Dataset items
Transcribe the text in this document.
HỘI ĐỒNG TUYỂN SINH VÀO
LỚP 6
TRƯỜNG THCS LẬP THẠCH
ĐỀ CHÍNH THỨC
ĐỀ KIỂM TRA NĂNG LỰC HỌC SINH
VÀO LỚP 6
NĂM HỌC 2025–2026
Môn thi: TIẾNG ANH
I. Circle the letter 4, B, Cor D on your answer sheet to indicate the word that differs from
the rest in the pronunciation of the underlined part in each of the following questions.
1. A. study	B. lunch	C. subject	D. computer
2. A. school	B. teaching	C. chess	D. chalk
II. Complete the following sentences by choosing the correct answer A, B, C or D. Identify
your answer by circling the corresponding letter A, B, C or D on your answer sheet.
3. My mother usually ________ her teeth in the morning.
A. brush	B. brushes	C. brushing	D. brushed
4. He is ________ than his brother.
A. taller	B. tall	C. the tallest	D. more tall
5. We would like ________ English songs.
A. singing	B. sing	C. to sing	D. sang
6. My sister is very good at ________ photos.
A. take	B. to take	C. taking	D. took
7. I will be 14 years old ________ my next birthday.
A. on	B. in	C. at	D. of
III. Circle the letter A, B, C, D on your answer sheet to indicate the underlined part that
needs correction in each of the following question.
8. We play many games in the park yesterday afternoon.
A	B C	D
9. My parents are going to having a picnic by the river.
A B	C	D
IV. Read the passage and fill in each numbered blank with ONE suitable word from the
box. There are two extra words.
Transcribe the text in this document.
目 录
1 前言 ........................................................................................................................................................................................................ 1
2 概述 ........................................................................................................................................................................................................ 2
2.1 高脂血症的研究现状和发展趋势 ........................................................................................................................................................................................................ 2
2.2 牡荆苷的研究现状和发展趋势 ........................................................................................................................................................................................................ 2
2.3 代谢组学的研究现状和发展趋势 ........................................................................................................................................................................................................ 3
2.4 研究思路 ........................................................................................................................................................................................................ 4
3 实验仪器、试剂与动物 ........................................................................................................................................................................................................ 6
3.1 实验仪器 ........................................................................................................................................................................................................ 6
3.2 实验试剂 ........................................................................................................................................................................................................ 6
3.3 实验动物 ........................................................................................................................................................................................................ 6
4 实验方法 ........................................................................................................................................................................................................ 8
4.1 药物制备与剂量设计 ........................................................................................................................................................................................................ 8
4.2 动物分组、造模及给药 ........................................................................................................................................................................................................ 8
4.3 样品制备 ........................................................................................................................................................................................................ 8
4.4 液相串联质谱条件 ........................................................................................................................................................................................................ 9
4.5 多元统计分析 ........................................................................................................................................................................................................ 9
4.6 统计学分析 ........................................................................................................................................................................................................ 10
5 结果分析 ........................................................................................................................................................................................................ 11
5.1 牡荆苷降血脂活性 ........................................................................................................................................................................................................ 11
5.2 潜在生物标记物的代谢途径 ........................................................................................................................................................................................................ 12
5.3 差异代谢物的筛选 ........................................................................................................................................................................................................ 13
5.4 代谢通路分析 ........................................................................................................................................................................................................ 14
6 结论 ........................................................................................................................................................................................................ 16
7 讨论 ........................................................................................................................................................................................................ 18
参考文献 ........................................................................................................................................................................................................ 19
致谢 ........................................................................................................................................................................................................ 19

Written request
Give the records above again, word for word.

Exercise response
Transcribe the text in this document.
HỘI ĐỒNG TUYỂN SINH VÀO
LỚP 6
TRƯỜNG THCS LẬP THẠCH
ĐỀ CHÍNH THỨC
ĐỀ KIỂM TRA NĂNG LỰC HỌC SINH
VÀO LỚP 6
NĂM HỌC 2025–2026
Môn thi: TIẾNG ANH
I. Circle the letter 4, B, Cor D on your answer sheet to indicate the word that differs from
the rest in the pronunciation of the underlined part in each of the following questions.
1. A. study	B. lunch	C. subject	D. computer
2. A. school	B. teaching	C. chess	D. chalk
II. Complete the following sentences by choosing the correct answer A, B, C or D. Identify
your answer by circling the corresponding letter A, B, C or D on your answer sheet.
3. My mother usually ________ her teeth in the morning.
A. brush	B. brushes	C. brushing	D. brushed
4. He is ________ than his brother.
A. taller	B. tall	C. the tallest	D. more tall
5. We would like ________ English songs.
A. singing	B. sing	C. to sing	D. sang
6. My sister is very good at ________ photos.
A. take	B. to take	C. taking	D. took
7. I will be 14 years old ________ my next birthday.
A. on	B. in	C. at	D. of
III. Circle the letter A, B, C, D on your answer sheet to indicate the underlined part that
needs correction in each of the following question.
8. We play many games in the park yesterday afternoon.
A	B C	D
9. My parents are going to having a picnic by the river.
A B	C	D
IV. Read the passage and fill in each numbered blank with ONE suitable word from the
box. There are two extra words.
Transcribe the text in this document.
目 录
1 前言 ........................................................................................................................................................................................................ 1
2 概述 ........................................................................................................................................................................................................ 2
2.1 高脂血症的研究现状和发展趋势 ........................................................................................................................................................................................................ 2
2.2 牡荆苷的研究现状和发展趋势 ........................................................................................................................................................................................................ 2
2.3 代谢组学的研究现状和发展趋势 ........................................................................................................................................................................................................ 3
2.4 研究思路 ........................................................................................................................................................................................................ 4
3 实验仪器、试剂与动物 ........................................................................................................................................................................................................ 6
3.1 实验仪器 ........................................................................................................................................................................................................ 6
3.2 实验试剂 ........................................................................................................................................................................................................ 6
3.3 实验动物 ........................................................................................................................................................................................................ 6
4 实验方法 ........................................................................................................................................................................................................ 8
4.1 药物制备与剂量设计 ........................................................................................................................................................................................................ 8
4.2 动物分组、造模及给药 ........................................................................................................................................................................................................ 8
4.3 样品制备 ........................................................................................................................................................................................................ 8
4.4 液相串联质谱条件 ........................................................................................................................................................................................................ 9
4.5 多元统计分析 ........................................................................................................................................................................................................ 9
4.6 统计学分析 ........................................................................................................................................................................................................ 10
5 结果分析 ........................................................................................................................................................................................................ 11
5.1 牡荆苷降血脂活性 ........................................................................................................................................................................................................ 11
5.2 潜在生物标记物的代谢途径 ........................................................................................................................................................................................................ 12
5.3 差异代谢物的筛选 ........................................................................................................................................................................................................ 13
5.4 代谢通路分析 ........................................................................................................................................................................................................ 14
6 结论 ........................................................................................................................................................................................................ 16
7 讨论 ........................................................................................................................................................................................................ 18
参考文献 ........................................................................................................................................................................................................ 19
致谢 ........................................................................................................................................................................................................ 19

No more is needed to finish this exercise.